## Exercise objective
Every line of the data that contains the string "name" must be copied.

»»

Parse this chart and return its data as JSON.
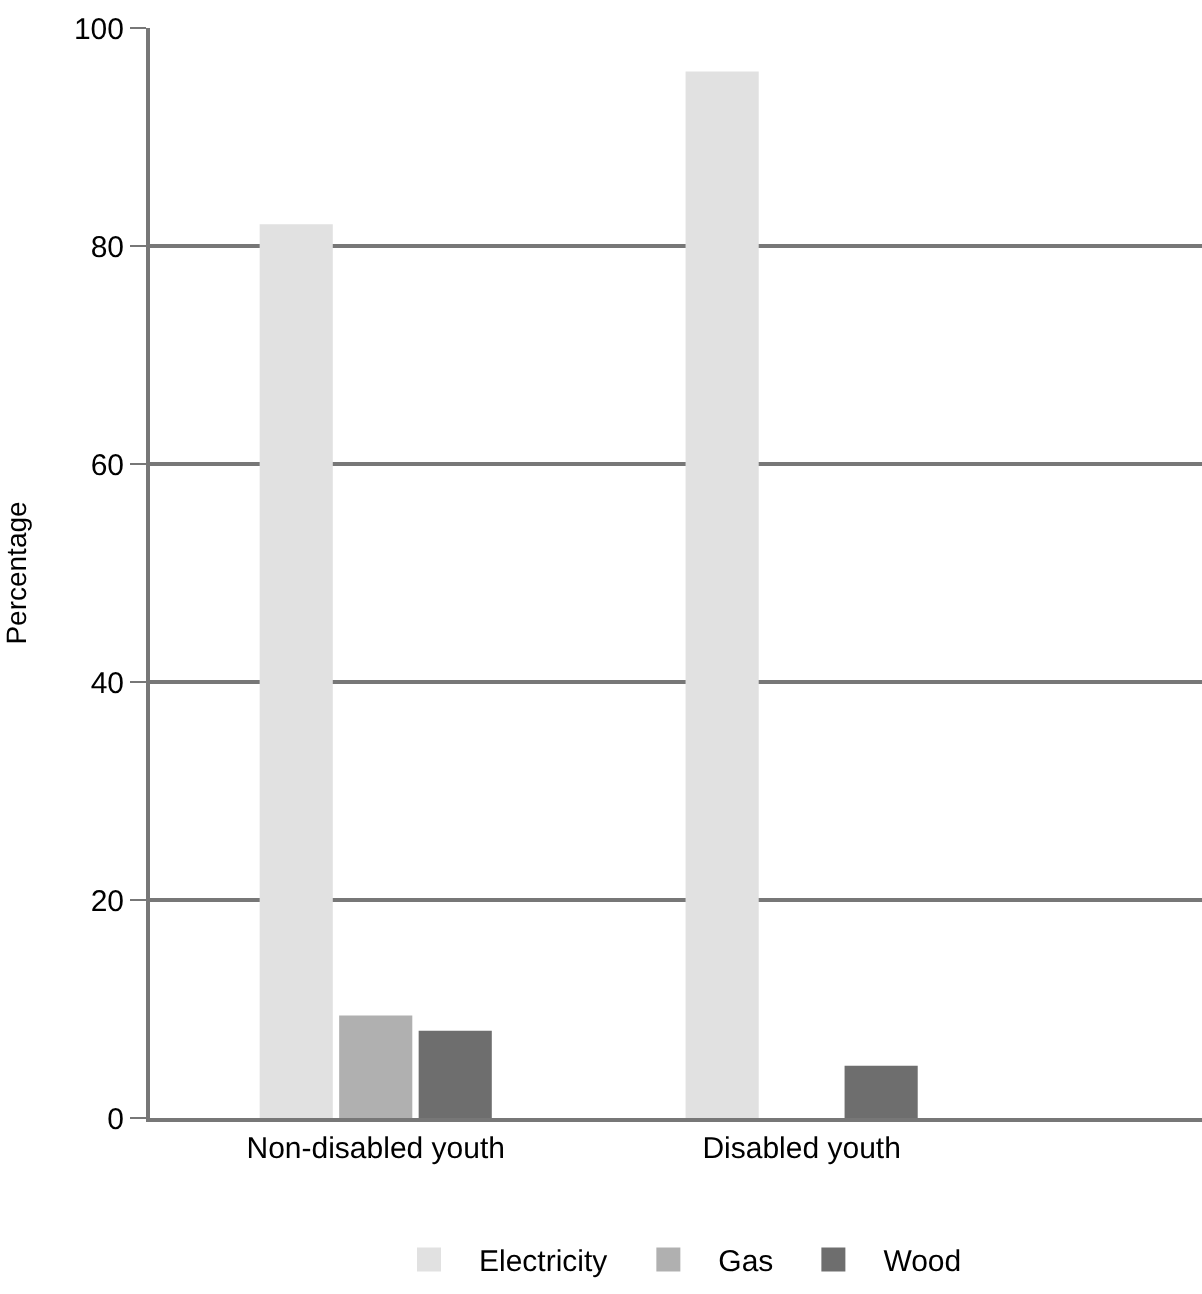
{
  "chart_data": {
    "type": "bar",
    "ylabel": "Percentage",
    "categories": [
      "Non-disabled youth",
      "Disabled youth"
    ],
    "series": [
      {
        "name": "Electricity",
        "color": "#e1e1e1",
        "values": [
          82,
          96
        ]
      },
      {
        "name": "Gas",
        "color": "#b0b0b0",
        "values": [
          9.4,
          null
        ]
      },
      {
        "name": "Wood",
        "color": "#6e6e6e",
        "values": [
          8.0,
          4.8
        ]
      }
    ],
    "ylim": [
      0,
      100
    ],
    "yticks": [
      0,
      20,
      40,
      60,
      80,
      100
    ],
    "grid": "y",
    "legend": "bottom"
  }
}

««

## Result below
        "name": "Electricity",
        "name": "Gas",
        "name": "Wood",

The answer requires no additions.